### Data records
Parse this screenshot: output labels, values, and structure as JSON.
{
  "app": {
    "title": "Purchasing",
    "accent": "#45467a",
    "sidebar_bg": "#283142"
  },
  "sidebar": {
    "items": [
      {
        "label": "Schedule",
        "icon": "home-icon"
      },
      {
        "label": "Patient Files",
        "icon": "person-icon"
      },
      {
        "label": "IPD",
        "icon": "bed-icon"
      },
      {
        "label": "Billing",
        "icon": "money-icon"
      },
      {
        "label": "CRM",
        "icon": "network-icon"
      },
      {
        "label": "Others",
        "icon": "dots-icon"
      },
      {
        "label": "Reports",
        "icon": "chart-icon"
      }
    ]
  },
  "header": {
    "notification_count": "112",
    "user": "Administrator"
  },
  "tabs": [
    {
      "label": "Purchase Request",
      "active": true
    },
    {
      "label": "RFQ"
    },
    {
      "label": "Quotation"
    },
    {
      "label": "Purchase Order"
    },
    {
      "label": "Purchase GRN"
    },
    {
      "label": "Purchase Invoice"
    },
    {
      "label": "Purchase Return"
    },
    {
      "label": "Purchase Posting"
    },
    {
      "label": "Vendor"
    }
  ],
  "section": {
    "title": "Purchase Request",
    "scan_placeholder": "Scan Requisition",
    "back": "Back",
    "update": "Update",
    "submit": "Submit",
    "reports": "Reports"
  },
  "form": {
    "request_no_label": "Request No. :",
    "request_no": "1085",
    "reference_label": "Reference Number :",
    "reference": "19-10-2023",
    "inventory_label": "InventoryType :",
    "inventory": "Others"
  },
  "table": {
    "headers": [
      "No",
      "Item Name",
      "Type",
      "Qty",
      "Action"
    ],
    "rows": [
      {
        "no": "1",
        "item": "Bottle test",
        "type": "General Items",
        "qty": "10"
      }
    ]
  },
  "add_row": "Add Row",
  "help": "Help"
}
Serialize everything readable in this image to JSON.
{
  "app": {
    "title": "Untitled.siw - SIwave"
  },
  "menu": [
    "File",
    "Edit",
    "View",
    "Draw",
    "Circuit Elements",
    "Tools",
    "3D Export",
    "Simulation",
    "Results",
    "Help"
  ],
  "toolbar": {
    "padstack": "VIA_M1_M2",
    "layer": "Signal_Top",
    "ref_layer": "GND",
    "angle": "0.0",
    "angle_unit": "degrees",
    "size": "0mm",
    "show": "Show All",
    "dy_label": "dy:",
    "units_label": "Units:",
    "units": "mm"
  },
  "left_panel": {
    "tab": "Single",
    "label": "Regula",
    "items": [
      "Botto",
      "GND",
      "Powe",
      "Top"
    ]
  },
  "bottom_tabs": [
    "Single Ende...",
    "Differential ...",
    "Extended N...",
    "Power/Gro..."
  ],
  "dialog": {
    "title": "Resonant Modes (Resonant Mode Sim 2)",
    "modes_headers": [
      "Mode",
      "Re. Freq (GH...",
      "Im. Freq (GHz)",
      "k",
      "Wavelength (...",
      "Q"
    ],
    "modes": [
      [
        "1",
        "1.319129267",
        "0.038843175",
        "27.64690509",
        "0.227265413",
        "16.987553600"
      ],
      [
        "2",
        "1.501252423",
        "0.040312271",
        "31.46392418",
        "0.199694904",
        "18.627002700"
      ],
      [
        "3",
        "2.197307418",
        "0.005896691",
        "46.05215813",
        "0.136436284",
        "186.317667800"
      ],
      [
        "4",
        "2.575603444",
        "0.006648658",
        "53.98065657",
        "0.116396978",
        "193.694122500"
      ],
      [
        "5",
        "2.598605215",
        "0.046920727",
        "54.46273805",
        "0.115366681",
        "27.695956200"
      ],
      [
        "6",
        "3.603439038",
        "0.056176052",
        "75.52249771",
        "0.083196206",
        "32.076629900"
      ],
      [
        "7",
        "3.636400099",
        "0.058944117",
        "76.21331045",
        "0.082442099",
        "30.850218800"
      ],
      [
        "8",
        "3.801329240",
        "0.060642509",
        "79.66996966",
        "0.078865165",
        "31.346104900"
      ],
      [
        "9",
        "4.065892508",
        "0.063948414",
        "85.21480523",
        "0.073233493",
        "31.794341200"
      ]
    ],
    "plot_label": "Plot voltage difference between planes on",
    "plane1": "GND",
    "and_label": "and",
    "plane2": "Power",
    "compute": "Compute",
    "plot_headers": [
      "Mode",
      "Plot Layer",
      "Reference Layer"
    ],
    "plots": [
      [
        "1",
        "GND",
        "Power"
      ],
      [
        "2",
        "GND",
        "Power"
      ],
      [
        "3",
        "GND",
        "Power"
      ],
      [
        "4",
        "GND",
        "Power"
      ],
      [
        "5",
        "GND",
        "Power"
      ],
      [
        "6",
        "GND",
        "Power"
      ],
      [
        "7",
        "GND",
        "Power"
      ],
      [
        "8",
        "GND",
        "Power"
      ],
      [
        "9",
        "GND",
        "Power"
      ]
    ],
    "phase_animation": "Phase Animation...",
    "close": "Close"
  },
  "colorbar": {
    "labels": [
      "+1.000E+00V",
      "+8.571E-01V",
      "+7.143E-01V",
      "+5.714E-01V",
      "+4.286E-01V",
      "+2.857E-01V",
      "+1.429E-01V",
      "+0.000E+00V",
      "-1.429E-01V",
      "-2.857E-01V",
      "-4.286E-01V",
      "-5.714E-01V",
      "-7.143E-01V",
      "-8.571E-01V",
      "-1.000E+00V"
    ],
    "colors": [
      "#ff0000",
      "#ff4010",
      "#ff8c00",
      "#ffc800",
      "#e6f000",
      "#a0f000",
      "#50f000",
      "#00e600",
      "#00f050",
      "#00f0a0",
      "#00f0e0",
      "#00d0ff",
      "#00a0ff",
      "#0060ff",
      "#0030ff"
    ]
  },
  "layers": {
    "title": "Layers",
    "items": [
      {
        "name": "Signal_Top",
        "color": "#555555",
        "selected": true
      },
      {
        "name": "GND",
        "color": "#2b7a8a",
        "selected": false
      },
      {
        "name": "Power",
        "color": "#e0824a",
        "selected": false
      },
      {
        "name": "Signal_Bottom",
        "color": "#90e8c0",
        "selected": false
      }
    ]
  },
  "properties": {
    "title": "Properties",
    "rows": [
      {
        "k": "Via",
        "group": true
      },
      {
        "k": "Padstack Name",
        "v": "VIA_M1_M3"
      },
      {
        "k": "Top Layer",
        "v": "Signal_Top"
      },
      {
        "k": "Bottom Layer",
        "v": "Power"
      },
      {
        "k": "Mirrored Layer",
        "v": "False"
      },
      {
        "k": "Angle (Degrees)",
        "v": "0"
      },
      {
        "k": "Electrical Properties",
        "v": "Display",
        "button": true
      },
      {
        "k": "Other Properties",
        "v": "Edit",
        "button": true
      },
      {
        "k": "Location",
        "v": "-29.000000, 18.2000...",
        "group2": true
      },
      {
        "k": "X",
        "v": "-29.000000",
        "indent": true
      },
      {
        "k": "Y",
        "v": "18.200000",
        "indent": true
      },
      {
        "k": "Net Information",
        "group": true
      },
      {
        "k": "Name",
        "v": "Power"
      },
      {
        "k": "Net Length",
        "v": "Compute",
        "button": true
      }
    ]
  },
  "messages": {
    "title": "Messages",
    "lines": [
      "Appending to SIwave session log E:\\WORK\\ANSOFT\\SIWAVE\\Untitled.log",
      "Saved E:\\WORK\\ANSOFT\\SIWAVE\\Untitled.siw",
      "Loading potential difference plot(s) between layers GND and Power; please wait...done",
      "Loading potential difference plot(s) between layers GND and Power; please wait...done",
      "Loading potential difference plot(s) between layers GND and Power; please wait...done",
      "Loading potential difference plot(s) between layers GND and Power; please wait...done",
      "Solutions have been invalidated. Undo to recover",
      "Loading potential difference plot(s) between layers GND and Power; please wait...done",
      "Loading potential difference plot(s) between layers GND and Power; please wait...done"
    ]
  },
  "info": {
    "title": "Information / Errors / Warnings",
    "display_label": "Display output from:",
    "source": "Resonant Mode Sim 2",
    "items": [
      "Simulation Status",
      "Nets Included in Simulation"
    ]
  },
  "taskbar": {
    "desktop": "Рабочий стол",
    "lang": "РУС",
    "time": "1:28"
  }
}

### What the task requires
Search the data for the string "Purchase" and copy each line where it appears.

### Answer in full
      "label": "Purchase Request",
      "label": "Purchase Order"
      "label": "Purchase GRN"
      "label": "Purchase Invoice"
      "label": "Purchase Return"
      "label": "Purchase Posting"
    "title": "Purchase Request",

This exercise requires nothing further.